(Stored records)
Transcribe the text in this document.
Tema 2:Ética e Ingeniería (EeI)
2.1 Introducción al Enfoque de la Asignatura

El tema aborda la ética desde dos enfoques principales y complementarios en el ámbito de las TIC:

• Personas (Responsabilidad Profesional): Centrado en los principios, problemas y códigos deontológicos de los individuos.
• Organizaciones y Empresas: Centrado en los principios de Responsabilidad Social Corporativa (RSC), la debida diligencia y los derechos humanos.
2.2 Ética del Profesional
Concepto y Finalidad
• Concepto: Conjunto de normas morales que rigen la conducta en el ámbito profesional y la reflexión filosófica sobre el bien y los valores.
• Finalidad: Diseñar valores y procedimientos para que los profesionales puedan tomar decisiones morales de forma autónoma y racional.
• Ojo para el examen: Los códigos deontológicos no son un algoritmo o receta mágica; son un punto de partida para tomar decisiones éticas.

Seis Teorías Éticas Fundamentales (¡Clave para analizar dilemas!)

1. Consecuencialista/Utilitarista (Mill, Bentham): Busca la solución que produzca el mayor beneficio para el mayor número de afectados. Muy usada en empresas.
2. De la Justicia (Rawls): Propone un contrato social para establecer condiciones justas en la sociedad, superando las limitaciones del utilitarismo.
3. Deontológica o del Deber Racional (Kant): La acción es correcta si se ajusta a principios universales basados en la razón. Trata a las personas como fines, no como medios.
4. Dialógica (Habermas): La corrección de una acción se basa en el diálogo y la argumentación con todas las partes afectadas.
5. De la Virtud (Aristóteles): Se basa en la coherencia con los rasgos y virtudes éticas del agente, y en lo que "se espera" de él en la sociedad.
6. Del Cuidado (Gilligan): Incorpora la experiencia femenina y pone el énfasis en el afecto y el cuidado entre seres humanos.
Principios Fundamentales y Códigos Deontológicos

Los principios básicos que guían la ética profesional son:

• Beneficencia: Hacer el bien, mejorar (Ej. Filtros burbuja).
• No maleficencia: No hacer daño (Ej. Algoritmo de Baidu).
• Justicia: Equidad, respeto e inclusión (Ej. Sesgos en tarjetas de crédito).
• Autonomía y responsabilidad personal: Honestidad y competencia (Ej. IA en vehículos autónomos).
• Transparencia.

TASK TO CARRY OUT: From the data above, gather every line that includes the word "valores".

EXPECTED ANSWER:
• Concepto: Conjunto de normas morales que rigen la conducta en el ámbito profesional y la reflexión filosófica sobre el bien y los valores.
• Finalidad: Diseñar valores y procedimientos para que los profesionales puedan tomar decisiones morales de forma autónoma y racional.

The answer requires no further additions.